- [Stated task] Report every line in the listing below where the string "name" shows up.

- [Data for the task]
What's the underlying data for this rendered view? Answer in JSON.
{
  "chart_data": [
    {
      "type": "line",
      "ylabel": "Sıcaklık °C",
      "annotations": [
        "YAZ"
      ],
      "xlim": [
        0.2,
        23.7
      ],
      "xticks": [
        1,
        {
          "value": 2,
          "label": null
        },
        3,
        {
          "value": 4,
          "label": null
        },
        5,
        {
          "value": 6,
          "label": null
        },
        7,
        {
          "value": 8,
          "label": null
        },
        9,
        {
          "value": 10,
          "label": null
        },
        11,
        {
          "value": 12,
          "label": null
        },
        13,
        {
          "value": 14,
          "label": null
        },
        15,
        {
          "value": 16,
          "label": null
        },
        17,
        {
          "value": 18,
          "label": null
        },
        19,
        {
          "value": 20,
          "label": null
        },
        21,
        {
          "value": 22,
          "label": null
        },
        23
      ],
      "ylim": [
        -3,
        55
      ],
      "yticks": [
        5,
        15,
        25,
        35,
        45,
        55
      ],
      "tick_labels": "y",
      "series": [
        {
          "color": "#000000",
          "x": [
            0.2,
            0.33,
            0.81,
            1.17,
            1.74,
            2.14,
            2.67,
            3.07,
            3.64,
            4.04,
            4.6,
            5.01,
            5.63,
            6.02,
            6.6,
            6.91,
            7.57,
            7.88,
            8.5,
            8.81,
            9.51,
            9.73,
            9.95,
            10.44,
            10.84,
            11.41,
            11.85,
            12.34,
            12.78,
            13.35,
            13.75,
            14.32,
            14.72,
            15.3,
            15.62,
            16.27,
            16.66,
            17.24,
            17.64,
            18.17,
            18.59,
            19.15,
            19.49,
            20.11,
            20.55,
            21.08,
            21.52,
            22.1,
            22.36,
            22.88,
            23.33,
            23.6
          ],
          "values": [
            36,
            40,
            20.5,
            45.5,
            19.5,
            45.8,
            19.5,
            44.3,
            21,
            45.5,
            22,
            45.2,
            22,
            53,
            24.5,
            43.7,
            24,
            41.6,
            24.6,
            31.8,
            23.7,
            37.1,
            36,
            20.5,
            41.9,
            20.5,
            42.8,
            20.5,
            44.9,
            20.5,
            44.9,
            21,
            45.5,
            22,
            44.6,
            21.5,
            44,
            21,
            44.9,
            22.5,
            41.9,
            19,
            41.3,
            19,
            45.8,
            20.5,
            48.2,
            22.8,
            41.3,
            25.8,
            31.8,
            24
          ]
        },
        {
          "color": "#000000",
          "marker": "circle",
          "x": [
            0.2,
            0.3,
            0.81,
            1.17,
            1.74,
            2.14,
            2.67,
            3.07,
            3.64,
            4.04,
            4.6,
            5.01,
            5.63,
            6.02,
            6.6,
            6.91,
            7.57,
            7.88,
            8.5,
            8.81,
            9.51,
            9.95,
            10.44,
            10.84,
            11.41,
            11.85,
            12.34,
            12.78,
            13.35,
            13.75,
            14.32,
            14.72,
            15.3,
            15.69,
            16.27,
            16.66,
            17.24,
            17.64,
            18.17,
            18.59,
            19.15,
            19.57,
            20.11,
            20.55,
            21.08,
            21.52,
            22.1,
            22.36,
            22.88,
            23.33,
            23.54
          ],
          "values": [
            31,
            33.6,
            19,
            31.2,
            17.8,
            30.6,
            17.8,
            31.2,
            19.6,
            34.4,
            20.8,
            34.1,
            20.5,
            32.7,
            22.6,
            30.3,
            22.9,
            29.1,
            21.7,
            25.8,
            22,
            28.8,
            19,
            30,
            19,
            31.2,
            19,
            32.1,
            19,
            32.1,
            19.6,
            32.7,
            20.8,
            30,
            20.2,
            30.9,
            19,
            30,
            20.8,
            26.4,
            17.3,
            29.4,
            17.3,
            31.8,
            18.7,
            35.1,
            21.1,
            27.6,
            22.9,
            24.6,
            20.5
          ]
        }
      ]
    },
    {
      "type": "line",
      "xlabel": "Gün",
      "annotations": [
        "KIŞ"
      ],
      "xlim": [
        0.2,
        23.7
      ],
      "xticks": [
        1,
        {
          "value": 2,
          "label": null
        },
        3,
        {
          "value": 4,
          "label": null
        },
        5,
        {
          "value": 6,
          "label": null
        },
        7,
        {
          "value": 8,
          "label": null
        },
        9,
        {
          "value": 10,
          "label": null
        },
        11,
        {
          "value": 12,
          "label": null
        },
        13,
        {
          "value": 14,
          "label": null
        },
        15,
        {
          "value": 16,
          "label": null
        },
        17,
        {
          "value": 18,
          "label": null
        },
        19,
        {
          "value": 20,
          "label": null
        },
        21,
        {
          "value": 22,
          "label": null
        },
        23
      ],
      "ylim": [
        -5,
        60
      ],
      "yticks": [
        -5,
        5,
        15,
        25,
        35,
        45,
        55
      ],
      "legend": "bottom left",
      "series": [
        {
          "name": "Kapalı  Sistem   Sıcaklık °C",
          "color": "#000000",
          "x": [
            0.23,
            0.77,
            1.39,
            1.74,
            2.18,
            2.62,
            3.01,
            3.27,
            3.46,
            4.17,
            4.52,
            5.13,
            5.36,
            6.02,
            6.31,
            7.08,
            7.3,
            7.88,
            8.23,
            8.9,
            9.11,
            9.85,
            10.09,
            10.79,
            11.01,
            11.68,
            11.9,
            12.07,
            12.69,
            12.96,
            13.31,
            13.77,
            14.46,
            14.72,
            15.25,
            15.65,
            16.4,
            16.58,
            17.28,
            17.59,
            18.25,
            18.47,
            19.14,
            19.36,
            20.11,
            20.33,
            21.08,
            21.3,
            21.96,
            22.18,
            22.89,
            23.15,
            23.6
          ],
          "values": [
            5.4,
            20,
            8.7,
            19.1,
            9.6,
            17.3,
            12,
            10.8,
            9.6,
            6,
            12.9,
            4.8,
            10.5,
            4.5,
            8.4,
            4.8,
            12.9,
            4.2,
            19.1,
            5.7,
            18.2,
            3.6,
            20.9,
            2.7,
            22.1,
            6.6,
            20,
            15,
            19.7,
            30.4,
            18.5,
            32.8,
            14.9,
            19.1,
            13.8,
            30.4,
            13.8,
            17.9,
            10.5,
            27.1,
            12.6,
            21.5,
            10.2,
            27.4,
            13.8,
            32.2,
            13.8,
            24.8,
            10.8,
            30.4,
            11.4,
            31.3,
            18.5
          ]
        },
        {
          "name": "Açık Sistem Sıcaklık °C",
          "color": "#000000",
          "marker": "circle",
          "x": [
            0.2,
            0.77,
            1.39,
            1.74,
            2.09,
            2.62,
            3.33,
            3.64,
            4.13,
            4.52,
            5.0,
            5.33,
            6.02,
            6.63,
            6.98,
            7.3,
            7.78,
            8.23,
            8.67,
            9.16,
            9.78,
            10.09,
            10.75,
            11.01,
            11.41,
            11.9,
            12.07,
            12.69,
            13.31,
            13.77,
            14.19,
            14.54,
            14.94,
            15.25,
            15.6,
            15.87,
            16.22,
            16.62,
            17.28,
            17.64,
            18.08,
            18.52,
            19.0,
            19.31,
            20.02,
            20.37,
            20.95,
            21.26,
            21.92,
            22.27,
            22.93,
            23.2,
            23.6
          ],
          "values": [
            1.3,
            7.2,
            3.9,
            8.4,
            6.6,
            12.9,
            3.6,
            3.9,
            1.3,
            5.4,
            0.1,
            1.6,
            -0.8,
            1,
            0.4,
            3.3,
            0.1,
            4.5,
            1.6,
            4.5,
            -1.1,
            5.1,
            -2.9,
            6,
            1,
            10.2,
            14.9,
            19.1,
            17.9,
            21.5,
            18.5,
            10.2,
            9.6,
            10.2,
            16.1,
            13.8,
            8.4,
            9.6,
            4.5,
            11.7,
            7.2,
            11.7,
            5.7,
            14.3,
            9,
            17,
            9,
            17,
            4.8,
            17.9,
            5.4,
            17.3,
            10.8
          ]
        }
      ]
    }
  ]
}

- [Worked answer]
          "name": "Kapalı  Sistem   Sıcaklık °C",
          "name": "Açık Sistem Sıcaklık °C",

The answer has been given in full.